▸ What you are asked to do:
Answer with one number: how many lines hold the string "when".

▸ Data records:
begin

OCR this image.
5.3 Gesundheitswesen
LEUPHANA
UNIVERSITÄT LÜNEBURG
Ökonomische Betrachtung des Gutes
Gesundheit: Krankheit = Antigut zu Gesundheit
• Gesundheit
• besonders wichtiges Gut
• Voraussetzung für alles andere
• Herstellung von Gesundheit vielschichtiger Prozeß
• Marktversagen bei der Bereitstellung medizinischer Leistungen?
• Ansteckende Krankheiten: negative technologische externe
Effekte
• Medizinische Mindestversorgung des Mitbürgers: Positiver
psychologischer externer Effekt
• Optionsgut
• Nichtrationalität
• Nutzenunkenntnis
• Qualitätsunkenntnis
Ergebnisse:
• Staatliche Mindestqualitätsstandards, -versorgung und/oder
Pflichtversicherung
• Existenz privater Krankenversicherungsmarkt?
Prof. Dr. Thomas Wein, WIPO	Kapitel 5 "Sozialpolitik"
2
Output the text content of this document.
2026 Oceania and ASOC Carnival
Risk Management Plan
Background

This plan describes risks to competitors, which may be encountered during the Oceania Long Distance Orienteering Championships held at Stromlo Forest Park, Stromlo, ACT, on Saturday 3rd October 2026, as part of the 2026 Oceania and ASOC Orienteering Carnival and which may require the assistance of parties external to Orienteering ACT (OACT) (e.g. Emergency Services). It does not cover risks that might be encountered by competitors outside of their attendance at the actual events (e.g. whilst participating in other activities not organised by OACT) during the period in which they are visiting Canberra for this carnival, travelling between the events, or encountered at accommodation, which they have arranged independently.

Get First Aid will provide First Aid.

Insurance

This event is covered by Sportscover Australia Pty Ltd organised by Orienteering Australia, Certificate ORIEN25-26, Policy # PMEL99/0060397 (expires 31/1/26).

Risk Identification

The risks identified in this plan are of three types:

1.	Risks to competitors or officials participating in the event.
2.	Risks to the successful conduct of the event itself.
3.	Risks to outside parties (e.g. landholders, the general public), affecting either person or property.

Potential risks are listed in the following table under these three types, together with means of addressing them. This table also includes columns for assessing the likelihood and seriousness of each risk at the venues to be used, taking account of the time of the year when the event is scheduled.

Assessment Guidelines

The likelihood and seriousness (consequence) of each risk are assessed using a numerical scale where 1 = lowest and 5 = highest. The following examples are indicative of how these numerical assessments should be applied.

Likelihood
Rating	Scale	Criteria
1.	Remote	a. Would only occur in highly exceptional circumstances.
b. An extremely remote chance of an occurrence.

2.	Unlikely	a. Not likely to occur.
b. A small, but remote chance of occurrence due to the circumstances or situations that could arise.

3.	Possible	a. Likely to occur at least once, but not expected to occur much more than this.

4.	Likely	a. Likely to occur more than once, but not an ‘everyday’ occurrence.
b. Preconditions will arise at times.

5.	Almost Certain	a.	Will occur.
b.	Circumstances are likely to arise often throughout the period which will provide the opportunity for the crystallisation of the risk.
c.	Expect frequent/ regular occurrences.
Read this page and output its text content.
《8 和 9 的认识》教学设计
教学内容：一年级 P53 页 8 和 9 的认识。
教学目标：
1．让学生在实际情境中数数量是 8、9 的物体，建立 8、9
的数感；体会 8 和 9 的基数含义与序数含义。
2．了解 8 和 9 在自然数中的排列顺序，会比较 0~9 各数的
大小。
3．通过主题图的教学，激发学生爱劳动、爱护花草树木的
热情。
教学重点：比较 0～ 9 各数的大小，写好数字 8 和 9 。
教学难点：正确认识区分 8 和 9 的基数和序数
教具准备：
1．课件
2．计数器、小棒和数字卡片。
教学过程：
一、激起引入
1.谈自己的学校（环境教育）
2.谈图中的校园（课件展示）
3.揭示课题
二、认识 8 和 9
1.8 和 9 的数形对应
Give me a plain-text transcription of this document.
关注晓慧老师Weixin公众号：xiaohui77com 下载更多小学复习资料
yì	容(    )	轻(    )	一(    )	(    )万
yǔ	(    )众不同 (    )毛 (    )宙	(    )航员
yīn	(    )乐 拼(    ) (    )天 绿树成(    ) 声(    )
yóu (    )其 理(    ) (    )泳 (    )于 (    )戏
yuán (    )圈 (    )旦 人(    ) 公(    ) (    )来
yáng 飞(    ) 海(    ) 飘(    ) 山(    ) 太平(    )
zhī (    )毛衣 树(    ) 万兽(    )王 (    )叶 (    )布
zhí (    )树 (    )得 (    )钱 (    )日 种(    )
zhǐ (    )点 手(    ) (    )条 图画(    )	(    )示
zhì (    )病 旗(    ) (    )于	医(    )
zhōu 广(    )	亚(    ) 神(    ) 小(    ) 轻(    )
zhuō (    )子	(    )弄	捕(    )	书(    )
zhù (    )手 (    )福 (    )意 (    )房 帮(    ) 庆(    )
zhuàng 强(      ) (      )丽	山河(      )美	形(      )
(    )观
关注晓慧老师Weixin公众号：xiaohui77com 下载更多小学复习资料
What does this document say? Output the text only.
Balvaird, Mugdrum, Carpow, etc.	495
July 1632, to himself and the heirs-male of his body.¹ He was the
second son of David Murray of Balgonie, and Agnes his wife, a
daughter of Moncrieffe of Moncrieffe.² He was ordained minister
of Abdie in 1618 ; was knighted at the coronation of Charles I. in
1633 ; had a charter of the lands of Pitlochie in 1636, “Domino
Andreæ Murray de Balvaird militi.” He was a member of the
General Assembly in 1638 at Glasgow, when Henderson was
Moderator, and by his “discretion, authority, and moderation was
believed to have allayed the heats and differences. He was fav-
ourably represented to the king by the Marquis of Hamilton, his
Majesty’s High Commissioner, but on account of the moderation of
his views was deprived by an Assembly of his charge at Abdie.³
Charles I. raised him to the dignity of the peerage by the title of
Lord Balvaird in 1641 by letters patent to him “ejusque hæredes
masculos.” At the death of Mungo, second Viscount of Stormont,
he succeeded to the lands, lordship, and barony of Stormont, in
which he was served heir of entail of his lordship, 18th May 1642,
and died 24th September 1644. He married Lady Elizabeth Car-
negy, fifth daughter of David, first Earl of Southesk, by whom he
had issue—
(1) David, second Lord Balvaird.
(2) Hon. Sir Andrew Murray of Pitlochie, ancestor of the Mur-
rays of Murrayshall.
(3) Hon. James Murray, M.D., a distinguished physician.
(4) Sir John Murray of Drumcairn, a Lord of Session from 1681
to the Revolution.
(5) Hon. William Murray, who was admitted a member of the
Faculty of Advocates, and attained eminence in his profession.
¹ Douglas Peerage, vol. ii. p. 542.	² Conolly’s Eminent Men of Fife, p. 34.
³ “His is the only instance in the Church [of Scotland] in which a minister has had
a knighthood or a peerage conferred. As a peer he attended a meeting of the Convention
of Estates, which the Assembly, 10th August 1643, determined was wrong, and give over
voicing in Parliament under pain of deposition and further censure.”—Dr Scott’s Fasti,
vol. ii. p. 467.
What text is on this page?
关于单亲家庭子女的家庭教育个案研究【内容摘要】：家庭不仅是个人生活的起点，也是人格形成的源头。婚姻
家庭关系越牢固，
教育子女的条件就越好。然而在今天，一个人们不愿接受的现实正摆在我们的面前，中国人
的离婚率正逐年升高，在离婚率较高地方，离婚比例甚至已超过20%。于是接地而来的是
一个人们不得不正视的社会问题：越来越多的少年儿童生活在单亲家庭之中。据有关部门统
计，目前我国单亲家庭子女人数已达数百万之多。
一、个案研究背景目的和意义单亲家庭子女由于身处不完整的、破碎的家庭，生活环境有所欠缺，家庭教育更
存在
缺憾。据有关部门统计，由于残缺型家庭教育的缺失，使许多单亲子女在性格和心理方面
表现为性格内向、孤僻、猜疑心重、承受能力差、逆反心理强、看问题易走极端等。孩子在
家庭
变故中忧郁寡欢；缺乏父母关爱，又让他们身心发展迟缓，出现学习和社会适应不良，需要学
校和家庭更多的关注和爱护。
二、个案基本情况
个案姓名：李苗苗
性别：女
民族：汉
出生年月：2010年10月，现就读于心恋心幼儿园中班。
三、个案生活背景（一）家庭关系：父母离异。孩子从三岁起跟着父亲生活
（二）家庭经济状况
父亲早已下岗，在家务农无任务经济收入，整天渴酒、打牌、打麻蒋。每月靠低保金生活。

end

▸ Response to the task:
2